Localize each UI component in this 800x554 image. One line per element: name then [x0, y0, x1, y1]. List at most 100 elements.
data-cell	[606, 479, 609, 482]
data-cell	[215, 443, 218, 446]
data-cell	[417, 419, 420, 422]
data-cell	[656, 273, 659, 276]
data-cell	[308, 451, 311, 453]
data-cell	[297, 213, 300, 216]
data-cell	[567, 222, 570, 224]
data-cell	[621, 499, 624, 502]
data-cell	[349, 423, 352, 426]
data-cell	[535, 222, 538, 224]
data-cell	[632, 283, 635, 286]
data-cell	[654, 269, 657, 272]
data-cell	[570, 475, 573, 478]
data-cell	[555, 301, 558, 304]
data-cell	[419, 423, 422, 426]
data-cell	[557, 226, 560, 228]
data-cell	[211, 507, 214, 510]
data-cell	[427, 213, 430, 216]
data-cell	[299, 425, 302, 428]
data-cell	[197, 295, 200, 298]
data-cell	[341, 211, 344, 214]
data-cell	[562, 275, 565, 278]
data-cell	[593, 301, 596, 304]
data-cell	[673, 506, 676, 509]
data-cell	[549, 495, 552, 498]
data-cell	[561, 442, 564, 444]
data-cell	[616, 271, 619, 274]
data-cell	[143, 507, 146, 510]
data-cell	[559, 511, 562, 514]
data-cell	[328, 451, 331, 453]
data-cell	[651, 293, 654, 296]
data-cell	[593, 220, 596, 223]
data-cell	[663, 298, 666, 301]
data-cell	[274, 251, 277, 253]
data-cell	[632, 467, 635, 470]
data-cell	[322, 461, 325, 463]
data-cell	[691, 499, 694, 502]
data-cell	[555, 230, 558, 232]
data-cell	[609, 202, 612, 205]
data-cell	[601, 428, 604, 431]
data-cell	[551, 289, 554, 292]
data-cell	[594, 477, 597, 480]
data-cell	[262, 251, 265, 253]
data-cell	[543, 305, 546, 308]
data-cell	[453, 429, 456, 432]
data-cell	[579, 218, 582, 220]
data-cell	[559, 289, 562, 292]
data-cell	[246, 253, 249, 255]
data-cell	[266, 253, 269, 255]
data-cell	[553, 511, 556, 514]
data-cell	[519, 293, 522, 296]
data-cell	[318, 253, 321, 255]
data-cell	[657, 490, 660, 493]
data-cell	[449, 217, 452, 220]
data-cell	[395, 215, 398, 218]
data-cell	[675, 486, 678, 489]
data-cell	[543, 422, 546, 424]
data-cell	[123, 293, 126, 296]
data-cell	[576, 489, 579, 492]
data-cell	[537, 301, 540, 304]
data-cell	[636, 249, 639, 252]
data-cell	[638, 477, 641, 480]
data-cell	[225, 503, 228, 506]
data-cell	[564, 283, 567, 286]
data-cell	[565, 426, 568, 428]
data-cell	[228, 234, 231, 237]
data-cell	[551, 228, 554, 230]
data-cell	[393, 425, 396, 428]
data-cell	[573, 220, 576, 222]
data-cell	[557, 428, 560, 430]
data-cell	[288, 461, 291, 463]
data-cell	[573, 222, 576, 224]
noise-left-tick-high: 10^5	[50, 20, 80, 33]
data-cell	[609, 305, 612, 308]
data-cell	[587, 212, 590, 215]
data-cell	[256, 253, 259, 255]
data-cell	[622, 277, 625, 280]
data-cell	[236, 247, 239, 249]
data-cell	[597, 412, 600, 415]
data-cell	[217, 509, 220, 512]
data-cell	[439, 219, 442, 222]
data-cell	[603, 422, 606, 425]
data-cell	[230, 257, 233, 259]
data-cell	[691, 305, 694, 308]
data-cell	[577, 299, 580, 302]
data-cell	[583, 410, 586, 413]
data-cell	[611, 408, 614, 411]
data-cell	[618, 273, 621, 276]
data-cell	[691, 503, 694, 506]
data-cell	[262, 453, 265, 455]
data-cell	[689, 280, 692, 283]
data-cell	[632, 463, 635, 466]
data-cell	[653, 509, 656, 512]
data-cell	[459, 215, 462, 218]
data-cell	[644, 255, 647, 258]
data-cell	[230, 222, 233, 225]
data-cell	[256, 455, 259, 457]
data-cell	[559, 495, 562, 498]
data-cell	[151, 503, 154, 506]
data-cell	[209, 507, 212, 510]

--- Directive ---
Render every line of the records above as a Markdown table with a Row column numbering each line and an Entry column holding its text, omitting blank lines.

--- Exercise response ---
| Row | Entry |
|---|---|
| 1 | Localize each UI component in this 800x554 image. One line per element: name then [x0, y0, x1, y1]. List at most 100 elements. |
| 2 | data-cell	[606, 479, 609, 482] |
| 3 | data-cell	[215, 443, 218, 446] |
| 4 | data-cell	[417, 419, 420, 422] |
| 5 | data-cell	[656, 273, 659, 276] |
| 6 | data-cell	[308, 451, 311, 453] |
| 7 | data-cell	[297, 213, 300, 216] |
| 8 | data-cell	[567, 222, 570, 224] |
| 9 | data-cell	[621, 499, 624, 502] |
| 10 | data-cell	[349, 423, 352, 426] |
| 11 | data-cell	[535, 222, 538, 224] |
| 12 | data-cell	[632, 283, 635, 286] |
| 13 | data-cell	[654, 269, 657, 272] |
| 14 | data-cell	[570, 475, 573, 478] |
| 15 | data-cell	[555, 301, 558, 304] |
| 16 | data-cell	[419, 423, 422, 426] |
| 17 | data-cell	[557, 226, 560, 228] |
| 18 | data-cell	[211, 507, 214, 510] |
| 19 | data-cell	[427, 213, 430, 216] |
| 20 | data-cell	[299, 425, 302, 428] |
| 21 | data-cell	[197, 295, 200, 298] |
| 22 | data-cell	[341, 211, 344, 214] |
| 23 | data-cell	[562, 275, 565, 278] |
| 24 | data-cell	[593, 301, 596, 304] |
| 25 | data-cell	[673, 506, 676, 509] |
| 26 | data-cell	[549, 495, 552, 498] |
| 27 | data-cell	[561, 442, 564, 444] |
| 28 | data-cell	[616, 271, 619, 274] |
| 29 | data-cell	[143, 507, 146, 510] |
| 30 | data-cell	[559, 511, 562, 514] |
| 31 | data-cell	[328, 451, 331, 453] |
| 32 | data-cell	[651, 293, 654, 296] |
| 33 | data-cell	[593, 220, 596, 223] |
| 34 | data-cell	[663, 298, 666, 301] |
| 35 | data-cell	[274, 251, 277, 253] |
| 36 | data-cell	[632, 467, 635, 470] |
| 37 | data-cell	[322, 461, 325, 463] |
| 38 | data-cell	[691, 499, 694, 502] |
| 39 | data-cell	[555, 230, 558, 232] |
| 40 | data-cell	[609, 202, 612, 205] |
| 41 | data-cell	[601, 428, 604, 431] |
| 42 | data-cell	[551, 289, 554, 292] |
| 43 | data-cell	[594, 477, 597, 480] |
| 44 | data-cell	[262, 251, 265, 253] |
| 45 | data-cell	[543, 305, 546, 308] |
| 46 | data-cell	[453, 429, 456, 432] |
| 47 | data-cell	[579, 218, 582, 220] |
| 48 | data-cell	[559, 289, 562, 292] |
| 49 | data-cell	[246, 253, 249, 255] |
| 50 | data-cell	[266, 253, 269, 255] |
| 51 | data-cell	[553, 511, 556, 514] |
| 52 | data-cell	[519, 293, 522, 296] |
| 53 | data-cell	[318, 253, 321, 255] |
| 54 | data-cell	[657, 490, 660, 493] |
| 55 | data-cell	[449, 217, 452, 220] |
| 56 | data-cell	[395, 215, 398, 218] |
| 57 | data-cell	[675, 486, 678, 489] |
| 58 | data-cell	[543, 422, 546, 424] |
| 59 | data-cell	[123, 293, 126, 296] |
| 60 | data-cell	[576, 489, 579, 492] |
| 61 | data-cell	[537, 301, 540, 304] |
| 62 | data-cell	[636, 249, 639, 252] |
| 63 | data-cell	[638, 477, 641, 480] |
| 64 | data-cell	[225, 503, 228, 506] |
| 65 | data-cell	[564, 283, 567, 286] |
| 66 | data-cell	[565, 426, 568, 428] |
| 67 | data-cell	[228, 234, 231, 237] |
| 68 | data-cell	[551, 228, 554, 230] |
| 69 | data-cell	[393, 425, 396, 428] |
| 70 | data-cell	[573, 220, 576, 222] |
| 71 | data-cell	[557, 428, 560, 430] |
| 72 | data-cell	[288, 461, 291, 463] |
| 73 | data-cell	[573, 222, 576, 224] |
| 74 | noise-left-tick-high: 10^5	[50, 20, 80, 33] |
| 75 | data-cell	[609, 305, 612, 308] |
| 76 | data-cell	[587, 212, 590, 215] |
| 77 | data-cell	[256, 253, 259, 255] |
| 78 | data-cell	[622, 277, 625, 280] |
| 79 | data-cell	[236, 247, 239, 249] |
| 80 | data-cell	[597, 412, 600, 415] |
| 81 | data-cell	[217, 509, 220, 512] |
| 82 | data-cell	[439, 219, 442, 222] |
| 83 | data-cell	[603, 422, 606, 425] |
| 84 | data-cell	[230, 257, 233, 259] |
| 85 | data-cell	[691, 305, 694, 308] |
| 86 | data-cell	[577, 299, 580, 302] |
| 87 | data-cell	[583, 410, 586, 413] |
| 88 | data-cell	[611, 408, 614, 411] |
| 89 | data-cell	[618, 273, 621, 276] |
| 90 | data-cell	[691, 503, 694, 506] |
| 91 | data-cell	[262, 453, 265, 455] |
| 92 | data-cell	[689, 280, 692, 283] |
| 93 | data-cell	[632, 463, 635, 466] |
| 94 | data-cell	[653, 509, 656, 512] |
| 95 | data-cell	[459, 215, 462, 218] |
| 96 | data-cell	[644, 255, 647, 258] |
| 97 | data-cell	[230, 222, 233, 225] |
| 98 | data-cell	[256, 455, 259, 457] |
| 99 | data-cell	[559, 495, 562, 498] |
| 100 | data-cell	[151, 503, 154, 506] |
| 101 | data-cell	[209, 507, 212, 510] |